• [The input]:
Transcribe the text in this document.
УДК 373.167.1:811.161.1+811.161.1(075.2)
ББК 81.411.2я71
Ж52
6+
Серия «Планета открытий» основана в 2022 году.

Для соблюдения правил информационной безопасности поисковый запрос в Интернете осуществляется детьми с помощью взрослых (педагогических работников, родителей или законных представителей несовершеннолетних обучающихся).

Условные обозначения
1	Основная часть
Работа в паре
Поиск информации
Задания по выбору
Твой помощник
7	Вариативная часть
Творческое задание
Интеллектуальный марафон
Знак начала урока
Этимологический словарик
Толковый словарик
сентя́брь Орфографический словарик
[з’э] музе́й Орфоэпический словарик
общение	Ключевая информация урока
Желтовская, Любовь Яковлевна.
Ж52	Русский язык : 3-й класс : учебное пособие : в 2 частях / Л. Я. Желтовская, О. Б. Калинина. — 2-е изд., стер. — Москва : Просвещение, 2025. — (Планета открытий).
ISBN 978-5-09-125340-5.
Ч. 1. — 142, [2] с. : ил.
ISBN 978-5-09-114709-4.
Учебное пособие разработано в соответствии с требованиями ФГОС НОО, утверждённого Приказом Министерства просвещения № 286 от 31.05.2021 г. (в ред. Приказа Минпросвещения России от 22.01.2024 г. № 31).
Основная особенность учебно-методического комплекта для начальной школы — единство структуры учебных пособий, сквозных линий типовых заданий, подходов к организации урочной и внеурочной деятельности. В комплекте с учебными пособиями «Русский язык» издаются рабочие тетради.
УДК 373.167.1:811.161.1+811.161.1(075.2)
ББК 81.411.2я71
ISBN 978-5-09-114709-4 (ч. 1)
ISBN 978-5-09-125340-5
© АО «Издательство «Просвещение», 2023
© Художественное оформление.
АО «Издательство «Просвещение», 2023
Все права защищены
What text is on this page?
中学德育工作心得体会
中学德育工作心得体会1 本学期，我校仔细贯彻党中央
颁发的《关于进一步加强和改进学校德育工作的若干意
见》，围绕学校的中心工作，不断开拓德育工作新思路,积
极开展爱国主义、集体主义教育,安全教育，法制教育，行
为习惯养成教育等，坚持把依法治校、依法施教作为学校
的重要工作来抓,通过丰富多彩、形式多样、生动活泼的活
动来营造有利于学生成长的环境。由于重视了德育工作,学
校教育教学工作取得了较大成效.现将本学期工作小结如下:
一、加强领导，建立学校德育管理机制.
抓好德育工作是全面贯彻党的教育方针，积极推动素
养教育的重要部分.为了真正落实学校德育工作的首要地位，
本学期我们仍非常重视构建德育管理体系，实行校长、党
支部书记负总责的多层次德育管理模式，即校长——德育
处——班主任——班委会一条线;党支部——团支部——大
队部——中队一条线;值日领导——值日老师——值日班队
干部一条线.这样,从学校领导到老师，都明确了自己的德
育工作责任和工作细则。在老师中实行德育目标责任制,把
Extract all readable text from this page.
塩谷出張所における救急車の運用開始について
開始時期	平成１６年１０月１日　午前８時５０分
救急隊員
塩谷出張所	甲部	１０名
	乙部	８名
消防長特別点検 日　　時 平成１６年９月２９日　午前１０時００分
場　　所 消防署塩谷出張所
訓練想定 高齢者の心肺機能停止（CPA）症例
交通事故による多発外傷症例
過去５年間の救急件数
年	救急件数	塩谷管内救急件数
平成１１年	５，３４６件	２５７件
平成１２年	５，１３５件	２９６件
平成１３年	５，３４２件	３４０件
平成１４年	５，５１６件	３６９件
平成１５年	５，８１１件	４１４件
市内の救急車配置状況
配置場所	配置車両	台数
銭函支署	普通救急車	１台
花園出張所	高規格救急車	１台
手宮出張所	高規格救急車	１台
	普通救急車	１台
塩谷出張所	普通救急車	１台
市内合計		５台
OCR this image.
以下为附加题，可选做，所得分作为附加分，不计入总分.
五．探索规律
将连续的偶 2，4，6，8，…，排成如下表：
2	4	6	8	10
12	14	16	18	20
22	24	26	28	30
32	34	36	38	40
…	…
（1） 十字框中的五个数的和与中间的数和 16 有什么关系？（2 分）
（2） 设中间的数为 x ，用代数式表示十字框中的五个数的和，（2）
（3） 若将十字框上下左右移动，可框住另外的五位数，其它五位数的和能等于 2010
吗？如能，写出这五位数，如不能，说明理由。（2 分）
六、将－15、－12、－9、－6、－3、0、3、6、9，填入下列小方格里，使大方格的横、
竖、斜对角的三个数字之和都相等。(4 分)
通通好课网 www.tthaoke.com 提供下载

• [What the task requires]: From the records above, extract each line exactly as shown.

• [Final result]:
Transcribe the text in this document.
УДК 373.167.1:811.161.1+811.161.1(075.2)
ББК 81.411.2я71
Ж52
6+
Серия «Планета открытий» основана в 2022 году.

Для соблюдения правил информационной безопасности поисковый запрос в Интернете осуществляется детьми с помощью взрослых (педагогических работников, родителей или законных представителей несовершеннолетних обучающихся).

Условные обозначения
1	Основная часть
Работа в паре
Поиск информации
Задания по выбору
Твой помощник
7	Вариативная часть
Творческое задание
Интеллектуальный марафон
Знак начала урока
Этимологический словарик
Толковый словарик
сентя́брь Орфографический словарик
[з’э] музе́й Орфоэпический словарик
общение	Ключевая информация урока
Желтовская, Любовь Яковлевна.
Ж52	Русский язык : 3-й класс : учебное пособие : в 2 частях / Л. Я. Желтовская, О. Б. Калинина. — 2-е изд., стер. — Москва : Просвещение, 2025. — (Планета открытий).
ISBN 978-5-09-125340-5.
Ч. 1. — 142, [2] с. : ил.
ISBN 978-5-09-114709-4.
Учебное пособие разработано в соответствии с требованиями ФГОС НОО, утверждённого Приказом Министерства просвещения № 286 от 31.05.2021 г. (в ред. Приказа Минпросвещения России от 22.01.2024 г. № 31).
Основная особенность учебно-методического комплекта для начальной школы — единство структуры учебных пособий, сквозных линий типовых заданий, подходов к организации урочной и внеурочной деятельности. В комплекте с учебными пособиями «Русский язык» издаются рабочие тетради.
УДК 373.167.1:811.161.1+811.161.1(075.2)
ББК 81.411.2я71
ISBN 978-5-09-114709-4 (ч. 1)
ISBN 978-5-09-125340-5
© АО «Издательство «Просвещение», 2023
© Художественное оформление.
АО «Издательство «Просвещение», 2023
Все права защищены
What text is on this page?
中学德育工作心得体会
中学德育工作心得体会1 本学期，我校仔细贯彻党中央
颁发的《关于进一步加强和改进学校德育工作的若干意
见》，围绕学校的中心工作，不断开拓德育工作新思路,积
极开展爱国主义、集体主义教育,安全教育，法制教育，行
为习惯养成教育等，坚持把依法治校、依法施教作为学校
的重要工作来抓,通过丰富多彩、形式多样、生动活泼的活
动来营造有利于学生成长的环境。由于重视了德育工作,学
校教育教学工作取得了较大成效.现将本学期工作小结如下:
一、加强领导，建立学校德育管理机制.
抓好德育工作是全面贯彻党的教育方针，积极推动素
养教育的重要部分.为了真正落实学校德育工作的首要地位，
本学期我们仍非常重视构建德育管理体系，实行校长、党
支部书记负总责的多层次德育管理模式，即校长——德育
处——班主任——班委会一条线;党支部——团支部——大
队部——中队一条线;值日领导——值日老师——值日班队
干部一条线.这样,从学校领导到老师，都明确了自己的德
育工作责任和工作细则。在老师中实行德育目标责任制,把
Extract all readable text from this page.
塩谷出張所における救急車の運用開始について
開始時期	平成１６年１０月１日　午前８時５０分
救急隊員
塩谷出張所	甲部	１０名
	乙部	８名
消防長特別点検 日　　時 平成１６年９月２９日　午前１０時００分
場　　所 消防署塩谷出張所
訓練想定 高齢者の心肺機能停止（CPA）症例
交通事故による多発外傷症例
過去５年間の救急件数
年	救急件数	塩谷管内救急件数
平成１１年	５，３４６件	２５７件
平成１２年	５，１３５件	２９６件
平成１３年	５，３４２件	３４０件
平成１４年	５，５１６件	３６９件
平成１５年	５，８１１件	４１４件
市内の救急車配置状況
配置場所	配置車両	台数
銭函支署	普通救急車	１台
花園出張所	高規格救急車	１台
手宮出張所	高規格救急車	１台
	普通救急車	１台
塩谷出張所	普通救急車	１台
市内合計		５台
OCR this image.
以下为附加题，可选做，所得分作为附加分，不计入总分.
五．探索规律
将连续的偶 2，4，6，8，…，排成如下表：
2	4	6	8	10
12	14	16	18	20
22	24	26	28	30
32	34	36	38	40
…	…
（1） 十字框中的五个数的和与中间的数和 16 有什么关系？（2 分）
（2） 设中间的数为 x ，用代数式表示十字框中的五个数的和，（2）
（3） 若将十字框上下左右移动，可框住另外的五位数，其它五位数的和能等于 2010
吗？如能，写出这五位数，如不能，说明理由。（2 分）
六、将－15、－12、－9、－6、－3、0、3、6、9，填入下列小方格里，使大方格的横、
竖、斜对角的三个数字之和都相等。(4 分)
通通好课网 www.tthaoke.com 提供下载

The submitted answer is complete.